Stored data
++++++++++++++++++++

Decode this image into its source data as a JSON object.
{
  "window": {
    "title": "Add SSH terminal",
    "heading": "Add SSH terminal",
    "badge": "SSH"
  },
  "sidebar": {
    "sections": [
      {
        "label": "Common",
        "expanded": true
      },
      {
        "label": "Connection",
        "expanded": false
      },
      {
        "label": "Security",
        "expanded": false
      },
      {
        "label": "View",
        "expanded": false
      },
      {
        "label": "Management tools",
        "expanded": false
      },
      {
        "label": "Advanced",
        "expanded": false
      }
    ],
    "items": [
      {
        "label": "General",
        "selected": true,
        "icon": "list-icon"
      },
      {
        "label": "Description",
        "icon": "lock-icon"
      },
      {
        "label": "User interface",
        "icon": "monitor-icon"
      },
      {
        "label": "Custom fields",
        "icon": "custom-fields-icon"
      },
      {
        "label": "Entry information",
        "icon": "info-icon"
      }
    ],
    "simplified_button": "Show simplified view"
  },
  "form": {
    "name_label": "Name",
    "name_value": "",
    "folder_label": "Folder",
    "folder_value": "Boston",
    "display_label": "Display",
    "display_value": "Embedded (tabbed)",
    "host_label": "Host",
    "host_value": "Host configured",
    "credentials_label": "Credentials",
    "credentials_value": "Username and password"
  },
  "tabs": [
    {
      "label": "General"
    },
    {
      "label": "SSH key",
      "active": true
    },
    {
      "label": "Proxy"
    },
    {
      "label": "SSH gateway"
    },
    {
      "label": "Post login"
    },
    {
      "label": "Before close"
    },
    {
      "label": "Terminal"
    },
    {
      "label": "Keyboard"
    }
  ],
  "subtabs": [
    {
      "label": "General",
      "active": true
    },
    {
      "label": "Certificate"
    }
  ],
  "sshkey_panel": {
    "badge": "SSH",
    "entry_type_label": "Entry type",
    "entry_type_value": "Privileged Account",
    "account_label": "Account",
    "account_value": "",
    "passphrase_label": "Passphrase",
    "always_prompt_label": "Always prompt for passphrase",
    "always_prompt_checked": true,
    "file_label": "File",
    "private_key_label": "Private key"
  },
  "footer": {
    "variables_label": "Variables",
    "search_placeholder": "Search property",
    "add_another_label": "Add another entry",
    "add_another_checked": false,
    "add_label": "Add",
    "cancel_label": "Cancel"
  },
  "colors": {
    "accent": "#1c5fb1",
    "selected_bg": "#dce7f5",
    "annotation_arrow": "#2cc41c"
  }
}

++++++++++++++++++++

PROBLEM TO WORK ON:
Quote the listing in full, please, keeping every line exact.

ANSWER TO THIS TASK:
Decode this image into its source data as a JSON object.
{
  "window": {
    "title": "Add SSH terminal",
    "heading": "Add SSH terminal",
    "badge": "SSH"
  },
  "sidebar": {
    "sections": [
      {
        "label": "Common",
        "expanded": true
      },
      {
        "label": "Connection",
        "expanded": false
      },
      {
        "label": "Security",
        "expanded": false
      },
      {
        "label": "View",
        "expanded": false
      },
      {
        "label": "Management tools",
        "expanded": false
      },
      {
        "label": "Advanced",
        "expanded": false
      }
    ],
    "items": [
      {
        "label": "General",
        "selected": true,
        "icon": "list-icon"
      },
      {
        "label": "Description",
        "icon": "lock-icon"
      },
      {
        "label": "User interface",
        "icon": "monitor-icon"
      },
      {
        "label": "Custom fields",
        "icon": "custom-fields-icon"
      },
      {
        "label": "Entry information",
        "icon": "info-icon"
      }
    ],
    "simplified_button": "Show simplified view"
  },
  "form": {
    "name_label": "Name",
    "name_value": "",
    "folder_label": "Folder",
    "folder_value": "Boston",
    "display_label": "Display",
    "display_value": "Embedded (tabbed)",
    "host_label": "Host",
    "host_value": "Host configured",
    "credentials_label": "Credentials",
    "credentials_value": "Username and password"
  },
  "tabs": [
    {
      "label": "General"
    },
    {
      "label": "SSH key",
      "active": true
    },
    {
      "label": "Proxy"
    },
    {
      "label": "SSH gateway"
    },
    {
      "label": "Post login"
    },
    {
      "label": "Before close"
    },
    {
      "label": "Terminal"
    },
    {
      "label": "Keyboard"
    }
  ],
  "subtabs": [
    {
      "label": "General",
      "active": true
    },
    {
      "label": "Certificate"
    }
  ],
  "sshkey_panel": {
    "badge": "SSH",
    "entry_type_label": "Entry type",
    "entry_type_value": "Privileged Account",
    "account_label": "Account",
    "account_value": "",
    "passphrase_label": "Passphrase",
    "always_prompt_label": "Always prompt for passphrase",
    "always_prompt_checked": true,
    "file_label": "File",
    "private_key_label": "Private key"
  },
  "footer": {
    "variables_label": "Variables",
    "search_placeholder": "Search property",
    "add_another_label": "Add another entry",
    "add_another_checked": false,
    "add_label": "Add",
    "cancel_label": "Cancel"
  },
  "colors": {
    "accent": "#1c5fb1",
    "selected_bg": "#dce7f5",
    "annotation_arrow": "#2cc41c"
  }
}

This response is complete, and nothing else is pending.